Over the past 11 years, I’ve been involved with 3 start-ups:
- In 1999, while working for PricewaterhouseCoopers, a co-worker and I designed and built StockTipster.com, a site where people could submit stock tips and we would track success/fail rates – and assign reputation points to the best “tipsters”. With the NASDAQ crash in April 2001, so went StockTipster.com.
- In 2007, while on vacation in Maui, my beloved partner and I conceived of a realtor reputation system called What-Customers-Say.com (still technically live but not ‘alive’), where clients of realtors could rate their experiences – good or bad. Unfortunately, as a group, realtors don’t want their clients being honest about their experiences, so our target customers were ultimately against us.
- In July 2010, Joanna and I decided to build Page99Test.com, another user feedback system – this time targeted at aspiring writers – that enables readers to rate the quality of writing from a single page of a manuscript (you guessed it… page 99). We sincerely hope it’s a success story in the making…
In those 11 years, probably the biggest challenge for me, as an entrepreneur-in-training, has been working through disagreements between co-founders. It’s something that all co-founders will eventually face, so the goal should not be to avoid the inevitable, but to handle it in a way where everyone walks away feeling heard and supportive of the decision.
Compounding the challenge for me is the fact that my co-founder in 2 of the 3 above ventures is also my amazing partner in life, Joanna. And while many of you may have decided to part ways as start-up co-founders due to a conflict – and this is certainly an option even for life partners who run a business together – dealing with a business casualty can add significant strain to what is otherwise a loving personal relationship.
This post is about reflecting back on what has worked for me and what hasn’t, but I am most interested to read your suggestions for how to do it better.

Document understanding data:
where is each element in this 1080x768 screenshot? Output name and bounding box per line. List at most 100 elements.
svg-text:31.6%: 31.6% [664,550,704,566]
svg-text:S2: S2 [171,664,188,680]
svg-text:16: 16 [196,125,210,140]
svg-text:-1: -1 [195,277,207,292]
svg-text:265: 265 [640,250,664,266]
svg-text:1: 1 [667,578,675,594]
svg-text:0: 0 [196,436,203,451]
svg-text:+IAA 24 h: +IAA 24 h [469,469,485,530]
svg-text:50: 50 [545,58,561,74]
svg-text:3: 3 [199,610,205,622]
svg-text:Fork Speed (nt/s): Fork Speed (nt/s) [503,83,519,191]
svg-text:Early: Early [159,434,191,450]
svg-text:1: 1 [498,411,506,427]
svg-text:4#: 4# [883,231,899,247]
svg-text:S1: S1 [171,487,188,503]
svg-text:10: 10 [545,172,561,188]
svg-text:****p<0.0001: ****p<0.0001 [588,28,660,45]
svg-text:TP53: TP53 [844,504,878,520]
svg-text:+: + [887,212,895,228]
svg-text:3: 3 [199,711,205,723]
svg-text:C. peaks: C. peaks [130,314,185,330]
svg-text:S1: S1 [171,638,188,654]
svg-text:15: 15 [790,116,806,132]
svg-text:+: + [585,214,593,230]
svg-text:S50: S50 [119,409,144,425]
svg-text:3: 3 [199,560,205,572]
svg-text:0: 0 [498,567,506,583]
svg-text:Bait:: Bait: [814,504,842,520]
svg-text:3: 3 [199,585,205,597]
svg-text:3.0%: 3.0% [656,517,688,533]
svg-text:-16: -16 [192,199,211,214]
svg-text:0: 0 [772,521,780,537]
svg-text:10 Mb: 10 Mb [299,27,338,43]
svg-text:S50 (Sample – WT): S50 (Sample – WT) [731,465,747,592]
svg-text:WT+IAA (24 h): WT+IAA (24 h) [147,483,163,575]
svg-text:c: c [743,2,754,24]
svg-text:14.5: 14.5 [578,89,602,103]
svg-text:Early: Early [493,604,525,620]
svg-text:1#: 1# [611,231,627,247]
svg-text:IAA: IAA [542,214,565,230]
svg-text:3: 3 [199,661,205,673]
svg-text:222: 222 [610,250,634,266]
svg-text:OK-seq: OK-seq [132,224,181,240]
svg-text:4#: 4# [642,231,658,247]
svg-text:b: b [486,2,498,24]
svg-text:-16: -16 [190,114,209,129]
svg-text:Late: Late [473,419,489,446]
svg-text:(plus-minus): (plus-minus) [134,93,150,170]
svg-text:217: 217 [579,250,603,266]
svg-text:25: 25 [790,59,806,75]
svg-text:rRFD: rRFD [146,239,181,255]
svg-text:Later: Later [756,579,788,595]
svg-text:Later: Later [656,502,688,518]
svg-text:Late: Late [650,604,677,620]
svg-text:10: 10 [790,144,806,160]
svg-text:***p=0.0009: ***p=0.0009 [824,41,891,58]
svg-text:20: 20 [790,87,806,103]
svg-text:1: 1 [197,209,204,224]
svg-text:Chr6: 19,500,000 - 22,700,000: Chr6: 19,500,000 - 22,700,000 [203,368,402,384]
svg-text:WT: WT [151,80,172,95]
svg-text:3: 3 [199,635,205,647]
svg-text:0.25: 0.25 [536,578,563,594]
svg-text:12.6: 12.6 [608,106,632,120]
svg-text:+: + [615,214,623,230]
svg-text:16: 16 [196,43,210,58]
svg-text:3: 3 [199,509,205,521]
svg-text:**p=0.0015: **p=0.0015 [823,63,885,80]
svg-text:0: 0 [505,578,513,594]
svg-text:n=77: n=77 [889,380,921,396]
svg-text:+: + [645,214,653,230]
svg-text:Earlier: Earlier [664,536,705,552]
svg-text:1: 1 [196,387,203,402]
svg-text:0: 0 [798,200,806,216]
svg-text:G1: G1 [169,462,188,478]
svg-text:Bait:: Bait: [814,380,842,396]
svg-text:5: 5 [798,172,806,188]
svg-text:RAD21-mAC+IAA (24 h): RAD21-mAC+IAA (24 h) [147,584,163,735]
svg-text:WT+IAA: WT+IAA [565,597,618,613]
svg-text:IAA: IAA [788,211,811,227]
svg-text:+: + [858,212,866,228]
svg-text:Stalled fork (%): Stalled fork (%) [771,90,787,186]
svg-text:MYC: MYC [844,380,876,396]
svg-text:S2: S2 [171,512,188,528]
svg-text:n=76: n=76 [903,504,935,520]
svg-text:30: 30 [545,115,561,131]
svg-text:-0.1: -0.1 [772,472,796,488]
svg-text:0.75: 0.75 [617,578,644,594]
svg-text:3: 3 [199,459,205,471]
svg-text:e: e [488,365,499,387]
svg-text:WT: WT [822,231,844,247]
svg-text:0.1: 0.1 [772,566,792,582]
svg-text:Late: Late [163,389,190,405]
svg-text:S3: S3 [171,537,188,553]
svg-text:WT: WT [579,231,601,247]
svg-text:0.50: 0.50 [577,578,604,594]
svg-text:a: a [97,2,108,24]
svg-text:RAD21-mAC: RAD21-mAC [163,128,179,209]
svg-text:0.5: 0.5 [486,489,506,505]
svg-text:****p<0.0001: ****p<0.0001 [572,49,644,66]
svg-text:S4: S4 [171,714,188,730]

→ **Work task**
Answer these questions about the post on start-ups:
1. What was the name of the site built in 1999?
2. Where was the idea for What-Customers-Say.com conceived?
3. What does the author name as the biggest challenge of those 11 years?
The records are material unrelated to the text.

→ **Answer section**
1. StockTipster.com
2. Maui
3. Working through disagreements between co-founders